Exercise instructions
Output each line of the material exactly as it stands.

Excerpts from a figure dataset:
——
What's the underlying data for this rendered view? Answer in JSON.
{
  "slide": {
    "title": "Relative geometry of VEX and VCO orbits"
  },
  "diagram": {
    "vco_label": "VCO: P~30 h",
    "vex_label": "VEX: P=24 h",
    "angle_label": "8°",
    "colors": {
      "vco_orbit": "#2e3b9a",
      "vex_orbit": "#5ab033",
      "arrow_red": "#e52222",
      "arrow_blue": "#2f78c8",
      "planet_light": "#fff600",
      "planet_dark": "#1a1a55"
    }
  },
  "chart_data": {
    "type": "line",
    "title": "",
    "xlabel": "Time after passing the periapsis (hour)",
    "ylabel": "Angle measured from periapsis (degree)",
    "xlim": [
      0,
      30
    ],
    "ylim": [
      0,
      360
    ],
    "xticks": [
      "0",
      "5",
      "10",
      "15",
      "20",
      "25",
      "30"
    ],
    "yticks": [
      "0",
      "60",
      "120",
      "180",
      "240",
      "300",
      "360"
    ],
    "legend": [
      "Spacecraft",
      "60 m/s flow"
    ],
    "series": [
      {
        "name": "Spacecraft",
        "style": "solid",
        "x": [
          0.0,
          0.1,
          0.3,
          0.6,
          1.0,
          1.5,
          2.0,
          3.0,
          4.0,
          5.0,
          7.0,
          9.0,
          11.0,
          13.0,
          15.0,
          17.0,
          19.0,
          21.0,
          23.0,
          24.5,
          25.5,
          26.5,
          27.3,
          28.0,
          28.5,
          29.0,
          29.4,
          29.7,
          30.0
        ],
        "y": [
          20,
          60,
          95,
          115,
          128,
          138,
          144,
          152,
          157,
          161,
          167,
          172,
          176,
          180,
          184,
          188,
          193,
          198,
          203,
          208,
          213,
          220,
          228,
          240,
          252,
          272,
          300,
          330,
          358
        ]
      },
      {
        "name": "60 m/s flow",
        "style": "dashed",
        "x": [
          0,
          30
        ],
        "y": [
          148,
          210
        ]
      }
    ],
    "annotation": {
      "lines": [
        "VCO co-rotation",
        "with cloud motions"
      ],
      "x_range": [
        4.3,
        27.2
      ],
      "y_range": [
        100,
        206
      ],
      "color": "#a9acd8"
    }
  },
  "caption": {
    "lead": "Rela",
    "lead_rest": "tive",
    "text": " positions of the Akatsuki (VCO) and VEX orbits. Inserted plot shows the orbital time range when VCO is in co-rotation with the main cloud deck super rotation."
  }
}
——
Reply
What's the underlying data for this rendered view? Answer in JSON.
{
  "slide": {
    "title": "Relative geometry of VEX and VCO orbits"
  },
  "diagram": {
    "vco_label": "VCO: P~30 h",
    "vex_label": "VEX: P=24 h",
    "angle_label": "8°",
    "colors": {
      "vco_orbit": "#2e3b9a",
      "vex_orbit": "#5ab033",
      "arrow_red": "#e52222",
      "arrow_blue": "#2f78c8",
      "planet_light": "#fff600",
      "planet_dark": "#1a1a55"
    }
  },
  "chart_data": {
    "type": "line",
    "title": "",
    "xlabel": "Time after passing the periapsis (hour)",
    "ylabel": "Angle measured from periapsis (degree)",
    "xlim": [
      0,
      30
    ],
    "ylim": [
      0,
      360
    ],
    "xticks": [
      "0",
      "5",
      "10",
      "15",
      "20",
      "25",
      "30"
    ],
    "yticks": [
      "0",
      "60",
      "120",
      "180",
      "240",
      "300",
      "360"
    ],
    "legend": [
      "Spacecraft",
      "60 m/s flow"
    ],
    "series": [
      {
        "name": "Spacecraft",
        "style": "solid",
        "x": [
          0.0,
          0.1,
          0.3,
          0.6,
          1.0,
          1.5,
          2.0,
          3.0,
          4.0,
          5.0,
          7.0,
          9.0,
          11.0,
          13.0,
          15.0,
          17.0,
          19.0,
          21.0,
          23.0,
          24.5,
          25.5,
          26.5,
          27.3,
          28.0,
          28.5,
          29.0,
          29.4,
          29.7,
          30.0
        ],
        "y": [
          20,
          60,
          95,
          115,
          128,
          138,
          144,
          152,
          157,
          161,
          167,
          172,
          176,
          180,
          184,
          188,
          193,
          198,
          203,
          208,
          213,
          220,
          228,
          240,
          252,
          272,
          300,
          330,
          358
        ]
      },
      {
        "name": "60 m/s flow",
        "style": "dashed",
        "x": [
          0,
          30
        ],
        "y": [
          148,
          210
        ]
      }
    ],
    "annotation": {
      "lines": [
        "VCO co-rotation",
        "with cloud motions"
      ],
      "x_range": [
        4.3,
        27.2
      ],
      "y_range": [
        100,
        206
      ],
      "color": "#a9acd8"
    }
  },
  "caption": {
    "lead": "Rela",
    "lead_rest": "tive",
    "text": " positions of the Akatsuki (VCO) and VEX orbits. Inserted plot shows the orbital time range when VCO is in co-rotation with the main cloud deck super rotation."
  }
}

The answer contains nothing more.